- _PROMPT_:
Without the pictures, give the entries below again exactly as written.

-- DATA SHOWN start --

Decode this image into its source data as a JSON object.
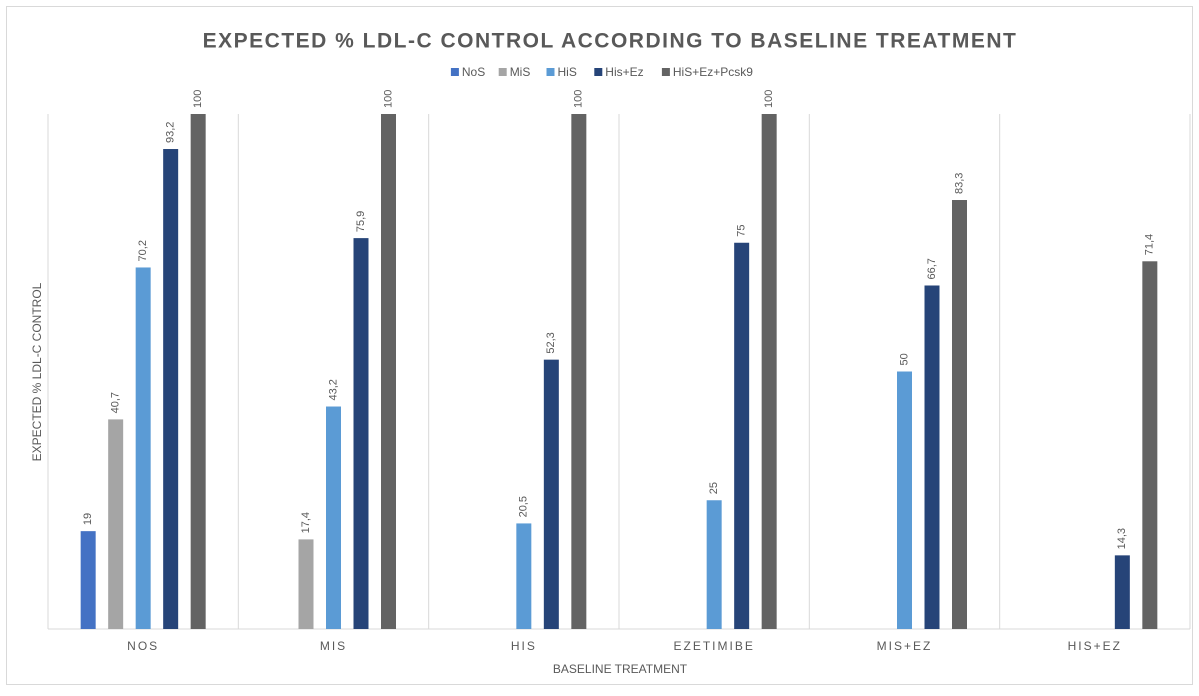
{
  "chart_data": {
    "type": "bar",
    "title": "EXPECTED % LDL-C CONTROL ACCORDING TO BASELINE TREATMENT",
    "x_label": "BASELINE TREATMENT",
    "y_label": "EXPECTED % LDL-C CONTROL",
    "categories": [
      "NOS",
      "MIS",
      "HIS",
      "EZETIMIBE",
      "MIS+EZ",
      "HIS+EZ"
    ],
    "ylim": [
      0,
      100
    ],
    "legend": "top",
    "series": [
      {
        "name": "NoS",
        "color": "#4472c4",
        "values": [
          19,
          null,
          null,
          null,
          null,
          null
        ],
        "value_labels": [
          "19",
          null,
          null,
          null,
          null,
          null
        ]
      },
      {
        "name": "MiS",
        "color": "#a5a5a5",
        "values": [
          40.7,
          17.4,
          null,
          null,
          null,
          null
        ],
        "value_labels": [
          "40,7",
          "17,4",
          null,
          null,
          null,
          null
        ]
      },
      {
        "name": "HiS",
        "color": "#5b9bd5",
        "values": [
          70.2,
          43.2,
          20.5,
          25,
          50,
          null
        ],
        "value_labels": [
          "70,2",
          "43,2",
          "20,5",
          "25",
          "50",
          null
        ]
      },
      {
        "name": "His+Ez",
        "color": "#264478",
        "values": [
          93.2,
          75.9,
          52.3,
          75,
          66.7,
          14.3
        ],
        "value_labels": [
          "93,2",
          "75,9",
          "52,3",
          "75",
          "66,7",
          "14,3"
        ]
      },
      {
        "name": "HiS+Ez+Pcsk9",
        "color": "#636363",
        "values": [
          100,
          100,
          100,
          100,
          83.3,
          71.4
        ],
        "value_labels": [
          "100",
          "100",
          "100",
          "100",
          "83,3",
          "71,4"
        ]
      }
    ]
  }
}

-- DATA SHOWN end --

- _THE RESULT_:
Decode this image into its source data as a JSON object.
{
  "chart_data": {
    "type": "bar",
    "title": "EXPECTED % LDL-C CONTROL ACCORDING TO BASELINE TREATMENT",
    "x_label": "BASELINE TREATMENT",
    "y_label": "EXPECTED % LDL-C CONTROL",
    "categories": [
      "NOS",
      "MIS",
      "HIS",
      "EZETIMIBE",
      "MIS+EZ",
      "HIS+EZ"
    ],
    "ylim": [
      0,
      100
    ],
    "legend": "top",
    "series": [
      {
        "name": "NoS",
        "color": "#4472c4",
        "values": [
          19,
          null,
          null,
          null,
          null,
          null
        ],
        "value_labels": [
          "19",
          null,
          null,
          null,
          null,
          null
        ]
      },
      {
        "name": "MiS",
        "color": "#a5a5a5",
        "values": [
          40.7,
          17.4,
          null,
          null,
          null,
          null
        ],
        "value_labels": [
          "40,7",
          "17,4",
          null,
          null,
          null,
          null
        ]
      },
      {
        "name": "HiS",
        "color": "#5b9bd5",
        "values": [
          70.2,
          43.2,
          20.5,
          25,
          50,
          null
        ],
        "value_labels": [
          "70,2",
          "43,2",
          "20,5",
          "25",
          "50",
          null
        ]
      },
      {
        "name": "His+Ez",
        "color": "#264478",
        "values": [
          93.2,
          75.9,
          52.3,
          75,
          66.7,
          14.3
        ],
        "value_labels": [
          "93,2",
          "75,9",
          "52,3",
          "75",
          "66,7",
          "14,3"
        ]
      },
      {
        "name": "HiS+Ez+Pcsk9",
        "color": "#636363",
        "values": [
          100,
          100,
          100,
          100,
          83.3,
          71.4
        ],
        "value_labels": [
          "100",
          "100",
          "100",
          "100",
          "83,3",
          "71,4"
        ]
      }
    ]
  }
}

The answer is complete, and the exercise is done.